— Problem to work on —
Pull out each line of the data that includes the word "Total".

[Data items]
==*==

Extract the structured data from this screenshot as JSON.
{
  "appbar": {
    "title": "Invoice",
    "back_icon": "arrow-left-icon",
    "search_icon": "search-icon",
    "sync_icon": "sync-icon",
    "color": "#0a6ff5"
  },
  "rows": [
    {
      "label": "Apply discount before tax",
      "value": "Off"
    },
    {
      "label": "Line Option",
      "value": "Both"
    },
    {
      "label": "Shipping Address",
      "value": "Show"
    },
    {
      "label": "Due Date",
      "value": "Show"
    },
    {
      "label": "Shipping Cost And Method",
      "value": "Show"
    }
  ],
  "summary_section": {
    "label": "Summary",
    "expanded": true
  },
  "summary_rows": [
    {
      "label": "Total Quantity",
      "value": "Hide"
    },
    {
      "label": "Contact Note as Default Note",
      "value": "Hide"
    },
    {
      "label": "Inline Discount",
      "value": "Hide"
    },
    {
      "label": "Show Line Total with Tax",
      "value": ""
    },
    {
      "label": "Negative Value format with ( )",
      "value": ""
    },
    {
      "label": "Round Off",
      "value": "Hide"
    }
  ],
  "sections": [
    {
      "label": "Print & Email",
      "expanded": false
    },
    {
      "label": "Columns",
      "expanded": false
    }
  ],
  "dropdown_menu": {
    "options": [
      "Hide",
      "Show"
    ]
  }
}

==*==

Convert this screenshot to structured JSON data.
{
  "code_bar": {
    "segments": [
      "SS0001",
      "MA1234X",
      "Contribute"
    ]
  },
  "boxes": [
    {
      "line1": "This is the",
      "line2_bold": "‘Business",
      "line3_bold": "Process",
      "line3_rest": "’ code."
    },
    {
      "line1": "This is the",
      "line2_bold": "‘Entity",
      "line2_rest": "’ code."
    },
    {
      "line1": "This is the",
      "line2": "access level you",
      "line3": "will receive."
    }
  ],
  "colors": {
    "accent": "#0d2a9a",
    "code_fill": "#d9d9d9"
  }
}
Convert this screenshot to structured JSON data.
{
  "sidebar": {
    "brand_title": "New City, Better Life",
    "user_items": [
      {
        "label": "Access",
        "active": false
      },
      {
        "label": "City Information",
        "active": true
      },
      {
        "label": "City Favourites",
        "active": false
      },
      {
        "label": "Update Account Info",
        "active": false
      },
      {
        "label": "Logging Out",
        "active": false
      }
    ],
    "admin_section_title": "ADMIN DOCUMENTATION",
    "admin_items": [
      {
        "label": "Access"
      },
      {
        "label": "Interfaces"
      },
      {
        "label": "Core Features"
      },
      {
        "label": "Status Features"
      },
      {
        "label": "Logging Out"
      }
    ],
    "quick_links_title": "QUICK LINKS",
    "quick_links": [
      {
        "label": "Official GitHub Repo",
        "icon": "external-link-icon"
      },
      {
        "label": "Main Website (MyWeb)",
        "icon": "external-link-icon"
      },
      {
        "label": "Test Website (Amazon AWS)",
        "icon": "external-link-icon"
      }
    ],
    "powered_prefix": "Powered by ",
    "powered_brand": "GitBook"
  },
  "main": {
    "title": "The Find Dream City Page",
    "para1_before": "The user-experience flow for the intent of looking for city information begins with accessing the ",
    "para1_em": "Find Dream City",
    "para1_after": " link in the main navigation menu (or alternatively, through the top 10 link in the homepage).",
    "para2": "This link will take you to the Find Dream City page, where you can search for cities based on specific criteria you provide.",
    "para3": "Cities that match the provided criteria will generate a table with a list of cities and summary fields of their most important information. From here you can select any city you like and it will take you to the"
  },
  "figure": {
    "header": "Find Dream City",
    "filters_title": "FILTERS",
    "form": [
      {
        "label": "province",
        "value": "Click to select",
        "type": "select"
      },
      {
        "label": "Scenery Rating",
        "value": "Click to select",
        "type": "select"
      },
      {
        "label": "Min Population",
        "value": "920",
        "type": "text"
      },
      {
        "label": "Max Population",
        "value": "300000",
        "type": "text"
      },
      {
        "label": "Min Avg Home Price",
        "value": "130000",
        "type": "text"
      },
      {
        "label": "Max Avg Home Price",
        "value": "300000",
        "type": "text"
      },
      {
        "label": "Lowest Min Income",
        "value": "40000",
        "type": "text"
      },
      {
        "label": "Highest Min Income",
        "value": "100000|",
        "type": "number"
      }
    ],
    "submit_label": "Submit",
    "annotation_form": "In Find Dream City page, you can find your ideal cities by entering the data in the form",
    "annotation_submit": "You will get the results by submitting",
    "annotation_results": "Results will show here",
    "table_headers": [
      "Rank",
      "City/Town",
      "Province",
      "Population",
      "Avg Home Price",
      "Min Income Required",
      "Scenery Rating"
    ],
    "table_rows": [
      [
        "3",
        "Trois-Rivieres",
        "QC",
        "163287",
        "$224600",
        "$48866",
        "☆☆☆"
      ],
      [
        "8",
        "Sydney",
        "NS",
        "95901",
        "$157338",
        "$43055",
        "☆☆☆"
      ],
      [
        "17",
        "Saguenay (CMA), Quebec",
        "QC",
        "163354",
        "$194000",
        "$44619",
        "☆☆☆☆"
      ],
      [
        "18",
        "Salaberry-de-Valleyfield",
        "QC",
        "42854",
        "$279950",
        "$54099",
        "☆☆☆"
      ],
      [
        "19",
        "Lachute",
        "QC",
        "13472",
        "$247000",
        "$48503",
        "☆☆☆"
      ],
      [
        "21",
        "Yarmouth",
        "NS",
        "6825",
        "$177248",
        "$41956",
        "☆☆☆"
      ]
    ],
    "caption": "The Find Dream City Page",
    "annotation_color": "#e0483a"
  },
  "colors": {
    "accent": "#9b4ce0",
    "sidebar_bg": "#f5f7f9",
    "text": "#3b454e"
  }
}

==*==

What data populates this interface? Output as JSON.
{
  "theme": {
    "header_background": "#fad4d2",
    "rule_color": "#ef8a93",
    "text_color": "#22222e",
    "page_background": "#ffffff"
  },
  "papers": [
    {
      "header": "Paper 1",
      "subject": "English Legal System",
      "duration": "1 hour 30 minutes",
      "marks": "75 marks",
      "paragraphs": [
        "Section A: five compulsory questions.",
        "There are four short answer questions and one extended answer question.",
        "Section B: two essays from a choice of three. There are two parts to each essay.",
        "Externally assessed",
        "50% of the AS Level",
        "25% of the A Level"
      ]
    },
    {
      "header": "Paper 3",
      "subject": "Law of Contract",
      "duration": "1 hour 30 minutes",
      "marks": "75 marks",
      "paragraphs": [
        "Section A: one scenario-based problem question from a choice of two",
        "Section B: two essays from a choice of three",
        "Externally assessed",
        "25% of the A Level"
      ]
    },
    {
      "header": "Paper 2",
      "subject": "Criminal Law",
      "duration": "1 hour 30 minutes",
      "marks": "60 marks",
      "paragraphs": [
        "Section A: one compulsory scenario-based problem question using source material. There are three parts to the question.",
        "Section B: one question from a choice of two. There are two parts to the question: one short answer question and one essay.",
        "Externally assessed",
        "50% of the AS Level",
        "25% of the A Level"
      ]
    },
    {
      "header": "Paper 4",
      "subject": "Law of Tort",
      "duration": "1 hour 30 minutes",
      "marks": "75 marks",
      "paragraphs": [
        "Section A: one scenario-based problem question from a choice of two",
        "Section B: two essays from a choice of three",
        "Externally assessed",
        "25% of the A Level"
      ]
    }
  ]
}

==*==

— Written response —
      "label": "Total Quantity",
      "label": "Show Line Total with Tax",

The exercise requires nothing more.